## Task prompt
Extract the data exactly, missing nothing.

═══ Input

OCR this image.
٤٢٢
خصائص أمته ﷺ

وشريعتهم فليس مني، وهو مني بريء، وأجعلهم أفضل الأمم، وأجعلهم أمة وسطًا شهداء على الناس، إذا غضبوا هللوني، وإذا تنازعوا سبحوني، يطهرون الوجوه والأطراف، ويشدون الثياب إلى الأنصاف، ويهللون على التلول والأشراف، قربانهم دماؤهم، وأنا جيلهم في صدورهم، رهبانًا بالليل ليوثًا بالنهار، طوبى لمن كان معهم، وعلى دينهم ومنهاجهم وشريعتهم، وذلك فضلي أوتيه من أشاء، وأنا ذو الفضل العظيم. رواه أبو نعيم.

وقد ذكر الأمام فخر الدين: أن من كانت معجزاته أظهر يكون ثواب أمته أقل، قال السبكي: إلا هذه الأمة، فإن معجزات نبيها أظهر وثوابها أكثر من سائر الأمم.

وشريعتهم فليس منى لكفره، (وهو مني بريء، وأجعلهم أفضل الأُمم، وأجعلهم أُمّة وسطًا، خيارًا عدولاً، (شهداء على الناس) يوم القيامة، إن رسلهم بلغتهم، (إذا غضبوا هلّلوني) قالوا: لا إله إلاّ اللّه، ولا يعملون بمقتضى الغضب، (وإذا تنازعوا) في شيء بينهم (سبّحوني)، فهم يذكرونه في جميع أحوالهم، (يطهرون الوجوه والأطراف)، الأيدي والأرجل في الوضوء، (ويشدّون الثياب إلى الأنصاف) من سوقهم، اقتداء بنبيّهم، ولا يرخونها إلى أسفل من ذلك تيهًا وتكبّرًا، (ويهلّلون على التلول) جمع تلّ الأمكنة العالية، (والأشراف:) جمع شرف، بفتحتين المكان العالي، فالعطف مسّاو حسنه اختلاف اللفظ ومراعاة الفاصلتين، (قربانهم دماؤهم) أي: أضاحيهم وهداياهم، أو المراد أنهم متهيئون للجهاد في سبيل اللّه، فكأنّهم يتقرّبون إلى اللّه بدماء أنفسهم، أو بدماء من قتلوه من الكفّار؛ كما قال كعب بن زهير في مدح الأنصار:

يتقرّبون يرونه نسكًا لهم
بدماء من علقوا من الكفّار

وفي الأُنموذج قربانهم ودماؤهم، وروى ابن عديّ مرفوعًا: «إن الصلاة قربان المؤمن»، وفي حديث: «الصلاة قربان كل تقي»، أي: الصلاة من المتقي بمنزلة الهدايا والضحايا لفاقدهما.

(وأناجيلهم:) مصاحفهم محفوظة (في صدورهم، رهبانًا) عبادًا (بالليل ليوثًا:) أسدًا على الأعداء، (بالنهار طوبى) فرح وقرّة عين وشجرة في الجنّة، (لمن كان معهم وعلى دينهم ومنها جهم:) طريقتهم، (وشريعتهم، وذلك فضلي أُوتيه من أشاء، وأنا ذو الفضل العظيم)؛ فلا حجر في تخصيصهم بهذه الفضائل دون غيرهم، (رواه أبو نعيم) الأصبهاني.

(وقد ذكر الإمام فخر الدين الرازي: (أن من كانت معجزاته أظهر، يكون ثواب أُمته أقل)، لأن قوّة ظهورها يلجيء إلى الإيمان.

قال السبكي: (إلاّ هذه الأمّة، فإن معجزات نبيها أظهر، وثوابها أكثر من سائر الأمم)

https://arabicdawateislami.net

══════

## Task result
OCR this image.
٤٢٢
خصائص أمته ﷺ

وشريعتهم فليس مني، وهو مني بريء، وأجعلهم أفضل الأمم، وأجعلهم أمة وسطًا شهداء على الناس، إذا غضبوا هللوني، وإذا تنازعوا سبحوني، يطهرون الوجوه والأطراف، ويشدون الثياب إلى الأنصاف، ويهللون على التلول والأشراف، قربانهم دماؤهم، وأنا جيلهم في صدورهم، رهبانًا بالليل ليوثًا بالنهار، طوبى لمن كان معهم، وعلى دينهم ومنهاجهم وشريعتهم، وذلك فضلي أوتيه من أشاء، وأنا ذو الفضل العظيم. رواه أبو نعيم.

وقد ذكر الأمام فخر الدين: أن من كانت معجزاته أظهر يكون ثواب أمته أقل، قال السبكي: إلا هذه الأمة، فإن معجزات نبيها أظهر وثوابها أكثر من سائر الأمم.

وشريعتهم فليس منى لكفره، (وهو مني بريء، وأجعلهم أفضل الأُمم، وأجعلهم أُمّة وسطًا، خيارًا عدولاً، (شهداء على الناس) يوم القيامة، إن رسلهم بلغتهم، (إذا غضبوا هلّلوني) قالوا: لا إله إلاّ اللّه، ولا يعملون بمقتضى الغضب، (وإذا تنازعوا) في شيء بينهم (سبّحوني)، فهم يذكرونه في جميع أحوالهم، (يطهرون الوجوه والأطراف)، الأيدي والأرجل في الوضوء، (ويشدّون الثياب إلى الأنصاف) من سوقهم، اقتداء بنبيّهم، ولا يرخونها إلى أسفل من ذلك تيهًا وتكبّرًا، (ويهلّلون على التلول) جمع تلّ الأمكنة العالية، (والأشراف:) جمع شرف، بفتحتين المكان العالي، فالعطف مسّاو حسنه اختلاف اللفظ ومراعاة الفاصلتين، (قربانهم دماؤهم) أي: أضاحيهم وهداياهم، أو المراد أنهم متهيئون للجهاد في سبيل اللّه، فكأنّهم يتقرّبون إلى اللّه بدماء أنفسهم، أو بدماء من قتلوه من الكفّار؛ كما قال كعب بن زهير في مدح الأنصار:

يتقرّبون يرونه نسكًا لهم
بدماء من علقوا من الكفّار

وفي الأُنموذج قربانهم ودماؤهم، وروى ابن عديّ مرفوعًا: «إن الصلاة قربان المؤمن»، وفي حديث: «الصلاة قربان كل تقي»، أي: الصلاة من المتقي بمنزلة الهدايا والضحايا لفاقدهما.

(وأناجيلهم:) مصاحفهم محفوظة (في صدورهم، رهبانًا) عبادًا (بالليل ليوثًا:) أسدًا على الأعداء، (بالنهار طوبى) فرح وقرّة عين وشجرة في الجنّة، (لمن كان معهم وعلى دينهم ومنها جهم:) طريقتهم، (وشريعتهم، وذلك فضلي أُوتيه من أشاء، وأنا ذو الفضل العظيم)؛ فلا حجر في تخصيصهم بهذه الفضائل دون غيرهم، (رواه أبو نعيم) الأصبهاني.

(وقد ذكر الإمام فخر الدين الرازي: (أن من كانت معجزاته أظهر، يكون ثواب أُمته أقل)، لأن قوّة ظهورها يلجيء إلى الإيمان.

قال السبكي: (إلاّ هذه الأمّة، فإن معجزات نبيها أظهر، وثوابها أكثر من سائر الأمم)

https://arabicdawateislami.net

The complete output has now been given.